Data for this task:
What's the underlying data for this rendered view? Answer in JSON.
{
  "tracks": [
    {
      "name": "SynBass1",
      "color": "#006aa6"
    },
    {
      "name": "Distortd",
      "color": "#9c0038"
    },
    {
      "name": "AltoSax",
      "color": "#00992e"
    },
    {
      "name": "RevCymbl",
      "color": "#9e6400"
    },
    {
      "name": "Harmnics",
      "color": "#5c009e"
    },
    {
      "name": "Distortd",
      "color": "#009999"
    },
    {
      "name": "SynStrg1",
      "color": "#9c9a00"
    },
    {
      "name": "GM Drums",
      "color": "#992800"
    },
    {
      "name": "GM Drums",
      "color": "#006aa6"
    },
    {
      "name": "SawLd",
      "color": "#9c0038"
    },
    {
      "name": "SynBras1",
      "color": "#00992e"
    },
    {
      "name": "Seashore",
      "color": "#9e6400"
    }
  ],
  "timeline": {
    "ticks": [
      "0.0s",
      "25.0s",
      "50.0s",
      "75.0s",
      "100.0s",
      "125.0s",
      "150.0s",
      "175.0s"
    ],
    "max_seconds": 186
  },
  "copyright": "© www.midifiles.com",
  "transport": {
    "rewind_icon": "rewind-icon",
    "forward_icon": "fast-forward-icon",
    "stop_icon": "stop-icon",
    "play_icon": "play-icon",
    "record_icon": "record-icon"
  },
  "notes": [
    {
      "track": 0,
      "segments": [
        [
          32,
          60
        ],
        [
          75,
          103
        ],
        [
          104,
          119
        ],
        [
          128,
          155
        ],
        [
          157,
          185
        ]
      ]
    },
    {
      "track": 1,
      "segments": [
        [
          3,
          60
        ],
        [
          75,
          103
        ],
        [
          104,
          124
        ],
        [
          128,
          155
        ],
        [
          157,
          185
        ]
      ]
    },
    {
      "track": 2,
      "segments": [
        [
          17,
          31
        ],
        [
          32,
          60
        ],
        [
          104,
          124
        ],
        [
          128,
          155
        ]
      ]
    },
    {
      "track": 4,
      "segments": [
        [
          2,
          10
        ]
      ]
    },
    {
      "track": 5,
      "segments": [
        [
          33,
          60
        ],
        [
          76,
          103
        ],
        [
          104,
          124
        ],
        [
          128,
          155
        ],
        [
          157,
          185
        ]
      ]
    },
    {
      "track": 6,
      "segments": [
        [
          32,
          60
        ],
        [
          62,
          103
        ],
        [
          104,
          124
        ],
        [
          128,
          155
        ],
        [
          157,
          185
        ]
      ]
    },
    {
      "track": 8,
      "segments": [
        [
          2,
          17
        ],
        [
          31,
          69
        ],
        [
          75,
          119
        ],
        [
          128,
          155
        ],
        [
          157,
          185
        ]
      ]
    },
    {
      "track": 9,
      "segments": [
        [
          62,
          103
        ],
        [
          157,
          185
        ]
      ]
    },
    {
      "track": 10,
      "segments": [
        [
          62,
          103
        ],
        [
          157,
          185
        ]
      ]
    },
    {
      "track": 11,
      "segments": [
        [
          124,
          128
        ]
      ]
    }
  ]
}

What is expected: Of the lines in the material, how many hold the word "name"? Reply with the number only.

The response: 12